TASK INSTRUCTIONS: Leave out the pictures and copy everything else in the entries exactly.

MATERIAL FOR THIS TASK:
+ + + + +

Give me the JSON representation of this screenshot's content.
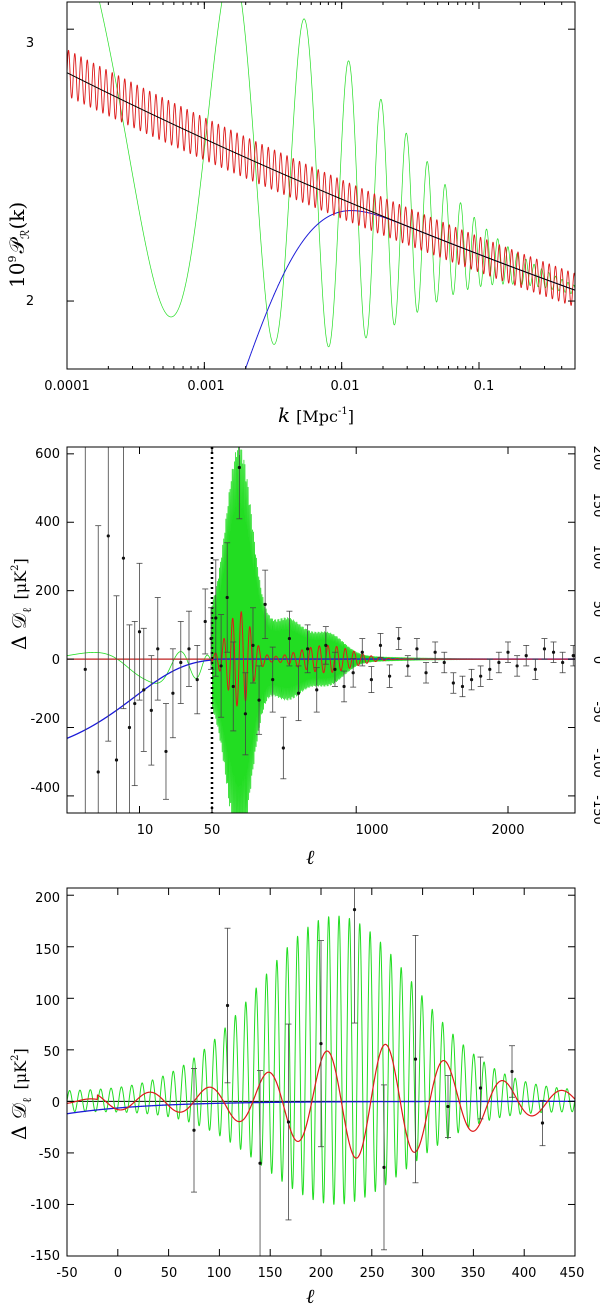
{
  "colors": {
    "green": "#22dd22",
    "red": "#dd1a1a",
    "blue": "#1a1ad8",
    "black": "#000000",
    "data": "#111111"
  },
  "chart_data": [
    {
      "type": "line",
      "title": "",
      "xscale": "log",
      "xlim": [
        0.0001,
        0.5
      ],
      "ylim": [
        1.75,
        3.1
      ],
      "xticks": [
        "0.0001",
        "0.001",
        "0.01",
        "0.1"
      ],
      "yticks": [
        "2",
        "3"
      ],
      "ylabel": {
        "pre": "10",
        "exp": "9",
        "sym": "𝒫",
        "sub": "ℛ",
        "post": "(k)"
      },
      "xlabel": {
        "var": "k",
        "unit": "[Mpc",
        "exp": "-1",
        "close": "]"
      },
      "series": [
        {
          "name": "green",
          "shape": "oscillating feature, damped",
          "color": "green"
        },
        {
          "name": "red",
          "shape": "small log-periodic oscillation",
          "color": "red"
        },
        {
          "name": "blue",
          "shape": "infrared cutoff",
          "color": "blue"
        },
        {
          "name": "black",
          "shape": "power law",
          "color": "black",
          "values": {
            "k_start": 0.0001,
            "k_end": 0.5,
            "P_start": 2.84,
            "P_end": 2.04
          }
        }
      ]
    },
    {
      "type": "line",
      "title": "",
      "xscale": "hybrid: log for l<50, linear above",
      "xlim": [
        2,
        2500
      ],
      "ylim_left": [
        -450,
        620
      ],
      "ylim_right": [
        -150,
        207
      ],
      "xticks": [
        "10",
        "50",
        "1000",
        "2000"
      ],
      "yticks_left": [
        "-400",
        "-200",
        "0",
        "200",
        "400",
        "600"
      ],
      "yticks_right": [
        "-150",
        "-100",
        "-50",
        "0",
        "50",
        "100",
        "150",
        "200"
      ],
      "ylabel": {
        "text": "Δ 𝒟",
        "sub": "ℓ",
        "unit": "[μK",
        "exp": "2",
        "close": "]"
      },
      "xlabel": "ℓ",
      "divider_at": 50,
      "data_points": [
        {
          "l": 3,
          "v": -30,
          "e": 700
        },
        {
          "l": 4,
          "v": -330,
          "e": 720
        },
        {
          "l": 5,
          "v": 360,
          "e": 600
        },
        {
          "l": 6,
          "v": -295,
          "e": 480
        },
        {
          "l": 7,
          "v": 295,
          "e": 440
        },
        {
          "l": 8,
          "v": -200,
          "e": 300
        },
        {
          "l": 9,
          "v": -130,
          "e": 240
        },
        {
          "l": 10,
          "v": 80,
          "e": 200
        },
        {
          "l": 11,
          "v": -90,
          "e": 180
        },
        {
          "l": 13,
          "v": -150,
          "e": 160
        },
        {
          "l": 15,
          "v": 30,
          "e": 150
        },
        {
          "l": 18,
          "v": -270,
          "e": 140
        },
        {
          "l": 21,
          "v": -100,
          "e": 130
        },
        {
          "l": 25,
          "v": -10,
          "e": 120
        },
        {
          "l": 30,
          "v": 30,
          "e": 110
        },
        {
          "l": 36,
          "v": -60,
          "e": 100
        },
        {
          "l": 43,
          "v": 110,
          "e": 95
        },
        {
          "l": 49,
          "v": 60,
          "e": 90
        },
        {
          "l": 75,
          "v": 120,
          "e": 170
        },
        {
          "l": 110,
          "v": -20,
          "e": 150
        },
        {
          "l": 150,
          "v": 180,
          "e": 160
        },
        {
          "l": 190,
          "v": -80,
          "e": 130
        },
        {
          "l": 230,
          "v": 560,
          "e": 150
        },
        {
          "l": 270,
          "v": -160,
          "e": 120
        },
        {
          "l": 320,
          "v": 40,
          "e": 110
        },
        {
          "l": 360,
          "v": -120,
          "e": 100
        },
        {
          "l": 400,
          "v": 160,
          "e": 100
        },
        {
          "l": 450,
          "v": -60,
          "e": 95
        },
        {
          "l": 520,
          "v": -260,
          "e": 90
        },
        {
          "l": 560,
          "v": 60,
          "e": 80
        },
        {
          "l": 620,
          "v": -100,
          "e": 80
        },
        {
          "l": 680,
          "v": 30,
          "e": 70
        },
        {
          "l": 740,
          "v": -90,
          "e": 65
        },
        {
          "l": 800,
          "v": 40,
          "e": 55
        },
        {
          "l": 860,
          "v": -30,
          "e": 50
        },
        {
          "l": 920,
          "v": -80,
          "e": 45
        },
        {
          "l": 980,
          "v": -40,
          "e": 42
        },
        {
          "l": 1040,
          "v": 20,
          "e": 40
        },
        {
          "l": 1100,
          "v": -60,
          "e": 38
        },
        {
          "l": 1160,
          "v": 40,
          "e": 35
        },
        {
          "l": 1220,
          "v": -50,
          "e": 33
        },
        {
          "l": 1280,
          "v": 60,
          "e": 32
        },
        {
          "l": 1340,
          "v": -20,
          "e": 30
        },
        {
          "l": 1400,
          "v": 30,
          "e": 30
        },
        {
          "l": 1460,
          "v": -40,
          "e": 30
        },
        {
          "l": 1520,
          "v": 20,
          "e": 30
        },
        {
          "l": 1580,
          "v": -10,
          "e": 30
        },
        {
          "l": 1640,
          "v": -70,
          "e": 30
        },
        {
          "l": 1700,
          "v": -80,
          "e": 30
        },
        {
          "l": 1760,
          "v": -60,
          "e": 30
        },
        {
          "l": 1820,
          "v": -50,
          "e": 30
        },
        {
          "l": 1880,
          "v": -30,
          "e": 30
        },
        {
          "l": 1940,
          "v": -10,
          "e": 30
        },
        {
          "l": 2000,
          "v": 20,
          "e": 30
        },
        {
          "l": 2060,
          "v": -20,
          "e": 30
        },
        {
          "l": 2120,
          "v": 10,
          "e": 30
        },
        {
          "l": 2180,
          "v": -30,
          "e": 30
        },
        {
          "l": 2240,
          "v": 30,
          "e": 30
        },
        {
          "l": 2300,
          "v": 20,
          "e": 30
        },
        {
          "l": 2360,
          "v": -10,
          "e": 30
        },
        {
          "l": 2430,
          "v": 10,
          "e": 30
        }
      ]
    },
    {
      "type": "line",
      "title": "",
      "xscale": "linear",
      "xlim": [
        -50,
        450
      ],
      "ylim": [
        -150,
        207
      ],
      "xticks": [
        "-50",
        "0",
        "50",
        "100",
        "150",
        "200",
        "250",
        "300",
        "350",
        "400",
        "450"
      ],
      "yticks": [
        "-150",
        "-100",
        "-50",
        "0",
        "50",
        "100",
        "150",
        "200"
      ],
      "ylabel": {
        "text": "Δ 𝒟",
        "sub": "ℓ",
        "unit": "[μK",
        "exp": "2",
        "close": "]"
      },
      "xlabel": "ℓ",
      "data_points": [
        {
          "l": 75,
          "v": -28,
          "e": 60
        },
        {
          "l": 108,
          "v": 93,
          "e": 75
        },
        {
          "l": 140,
          "v": -60,
          "e": 90
        },
        {
          "l": 168,
          "v": -20,
          "e": 95
        },
        {
          "l": 200,
          "v": 56,
          "e": 100
        },
        {
          "l": 233,
          "v": 186,
          "e": 110
        },
        {
          "l": 262,
          "v": -64,
          "e": 80
        },
        {
          "l": 293,
          "v": 41,
          "e": 120
        },
        {
          "l": 325,
          "v": -5,
          "e": 30
        },
        {
          "l": 357,
          "v": 13,
          "e": 30
        },
        {
          "l": 388,
          "v": 29,
          "e": 25
        },
        {
          "l": 418,
          "v": -21,
          "e": 22
        }
      ]
    }
  ]
}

+ + + + +

FINISHED EXERCISE:
Give me the JSON representation of this screenshot's content.
{
  "colors": {
    "green": "#22dd22",
    "red": "#dd1a1a",
    "blue": "#1a1ad8",
    "black": "#000000",
    "data": "#111111"
  },
  "chart_data": [
    {
      "type": "line",
      "title": "",
      "xscale": "log",
      "xlim": [
        0.0001,
        0.5
      ],
      "ylim": [
        1.75,
        3.1
      ],
      "xticks": [
        "0.0001",
        "0.001",
        "0.01",
        "0.1"
      ],
      "yticks": [
        "2",
        "3"
      ],
      "ylabel": {
        "pre": "10",
        "exp": "9",
        "sym": "𝒫",
        "sub": "ℛ",
        "post": "(k)"
      },
      "xlabel": {
        "var": "k",
        "unit": "[Mpc",
        "exp": "-1",
        "close": "]"
      },
      "series": [
        {
          "name": "green",
          "shape": "oscillating feature, damped",
          "color": "green"
        },
        {
          "name": "red",
          "shape": "small log-periodic oscillation",
          "color": "red"
        },
        {
          "name": "blue",
          "shape": "infrared cutoff",
          "color": "blue"
        },
        {
          "name": "black",
          "shape": "power law",
          "color": "black",
          "values": {
            "k_start": 0.0001,
            "k_end": 0.5,
            "P_start": 2.84,
            "P_end": 2.04
          }
        }
      ]
    },
    {
      "type": "line",
      "title": "",
      "xscale": "hybrid: log for l<50, linear above",
      "xlim": [
        2,
        2500
      ],
      "ylim_left": [
        -450,
        620
      ],
      "ylim_right": [
        -150,
        207
      ],
      "xticks": [
        "10",
        "50",
        "1000",
        "2000"
      ],
      "yticks_left": [
        "-400",
        "-200",
        "0",
        "200",
        "400",
        "600"
      ],
      "yticks_right": [
        "-150",
        "-100",
        "-50",
        "0",
        "50",
        "100",
        "150",
        "200"
      ],
      "ylabel": {
        "text": "Δ 𝒟",
        "sub": "ℓ",
        "unit": "[μK",
        "exp": "2",
        "close": "]"
      },
      "xlabel": "ℓ",
      "divider_at": 50,
      "data_points": [
        {
          "l": 3,
          "v": -30,
          "e": 700
        },
        {
          "l": 4,
          "v": -330,
          "e": 720
        },
        {
          "l": 5,
          "v": 360,
          "e": 600
        },
        {
          "l": 6,
          "v": -295,
          "e": 480
        },
        {
          "l": 7,
          "v": 295,
          "e": 440
        },
        {
          "l": 8,
          "v": -200,
          "e": 300
        },
        {
          "l": 9,
          "v": -130,
          "e": 240
        },
        {
          "l": 10,
          "v": 80,
          "e": 200
        },
        {
          "l": 11,
          "v": -90,
          "e": 180
        },
        {
          "l": 13,
          "v": -150,
          "e": 160
        },
        {
          "l": 15,
          "v": 30,
          "e": 150
        },
        {
          "l": 18,
          "v": -270,
          "e": 140
        },
        {
          "l": 21,
          "v": -100,
          "e": 130
        },
        {
          "l": 25,
          "v": -10,
          "e": 120
        },
        {
          "l": 30,
          "v": 30,
          "e": 110
        },
        {
          "l": 36,
          "v": -60,
          "e": 100
        },
        {
          "l": 43,
          "v": 110,
          "e": 95
        },
        {
          "l": 49,
          "v": 60,
          "e": 90
        },
        {
          "l": 75,
          "v": 120,
          "e": 170
        },
        {
          "l": 110,
          "v": -20,
          "e": 150
        },
        {
          "l": 150,
          "v": 180,
          "e": 160
        },
        {
          "l": 190,
          "v": -80,
          "e": 130
        },
        {
          "l": 230,
          "v": 560,
          "e": 150
        },
        {
          "l": 270,
          "v": -160,
          "e": 120
        },
        {
          "l": 320,
          "v": 40,
          "e": 110
        },
        {
          "l": 360,
          "v": -120,
          "e": 100
        },
        {
          "l": 400,
          "v": 160,
          "e": 100
        },
        {
          "l": 450,
          "v": -60,
          "e": 95
        },
        {
          "l": 520,
          "v": -260,
          "e": 90
        },
        {
          "l": 560,
          "v": 60,
          "e": 80
        },
        {
          "l": 620,
          "v": -100,
          "e": 80
        },
        {
          "l": 680,
          "v": 30,
          "e": 70
        },
        {
          "l": 740,
          "v": -90,
          "e": 65
        },
        {
          "l": 800,
          "v": 40,
          "e": 55
        },
        {
          "l": 860,
          "v": -30,
          "e": 50
        },
        {
          "l": 920,
          "v": -80,
          "e": 45
        },
        {
          "l": 980,
          "v": -40,
          "e": 42
        },
        {
          "l": 1040,
          "v": 20,
          "e": 40
        },
        {
          "l": 1100,
          "v": -60,
          "e": 38
        },
        {
          "l": 1160,
          "v": 40,
          "e": 35
        },
        {
          "l": 1220,
          "v": -50,
          "e": 33
        },
        {
          "l": 1280,
          "v": 60,
          "e": 32
        },
        {
          "l": 1340,
          "v": -20,
          "e": 30
        },
        {
          "l": 1400,
          "v": 30,
          "e": 30
        },
        {
          "l": 1460,
          "v": -40,
          "e": 30
        },
        {
          "l": 1520,
          "v": 20,
          "e": 30
        },
        {
          "l": 1580,
          "v": -10,
          "e": 30
        },
        {
          "l": 1640,
          "v": -70,
          "e": 30
        },
        {
          "l": 1700,
          "v": -80,
          "e": 30
        },
        {
          "l": 1760,
          "v": -60,
          "e": 30
        },
        {
          "l": 1820,
          "v": -50,
          "e": 30
        },
        {
          "l": 1880,
          "v": -30,
          "e": 30
        },
        {
          "l": 1940,
          "v": -10,
          "e": 30
        },
        {
          "l": 2000,
          "v": 20,
          "e": 30
        },
        {
          "l": 2060,
          "v": -20,
          "e": 30
        },
        {
          "l": 2120,
          "v": 10,
          "e": 30
        },
        {
          "l": 2180,
          "v": -30,
          "e": 30
        },
        {
          "l": 2240,
          "v": 30,
          "e": 30
        },
        {
          "l": 2300,
          "v": 20,
          "e": 30
        },
        {
          "l": 2360,
          "v": -10,
          "e": 30
        },
        {
          "l": 2430,
          "v": 10,
          "e": 30
        }
      ]
    },
    {
      "type": "line",
      "title": "",
      "xscale": "linear",
      "xlim": [
        -50,
        450
      ],
      "ylim": [
        -150,
        207
      ],
      "xticks": [
        "-50",
        "0",
        "50",
        "100",
        "150",
        "200",
        "250",
        "300",
        "350",
        "400",
        "450"
      ],
      "yticks": [
        "-150",
        "-100",
        "-50",
        "0",
        "50",
        "100",
        "150",
        "200"
      ],
      "ylabel": {
        "text": "Δ 𝒟",
        "sub": "ℓ",
        "unit": "[μK",
        "exp": "2",
        "close": "]"
      },
      "xlabel": "ℓ",
      "data_points": [
        {
          "l": 75,
          "v": -28,
          "e": 60
        },
        {
          "l": 108,
          "v": 93,
          "e": 75
        },
        {
          "l": 140,
          "v": -60,
          "e": 90
        },
        {
          "l": 168,
          "v": -20,
          "e": 95
        },
        {
          "l": 200,
          "v": 56,
          "e": 100
        },
        {
          "l": 233,
          "v": 186,
          "e": 110
        },
        {
          "l": 262,
          "v": -64,
          "e": 80
        },
        {
          "l": 293,
          "v": 41,
          "e": 120
        },
        {
          "l": 325,
          "v": -5,
          "e": 30
        },
        {
          "l": 357,
          "v": 13,
          "e": 30
        },
        {
          "l": 388,
          "v": 29,
          "e": 25
        },
        {
          "l": 418,
          "v": -21,
          "e": 22
        }
      ]
    }
  ]
}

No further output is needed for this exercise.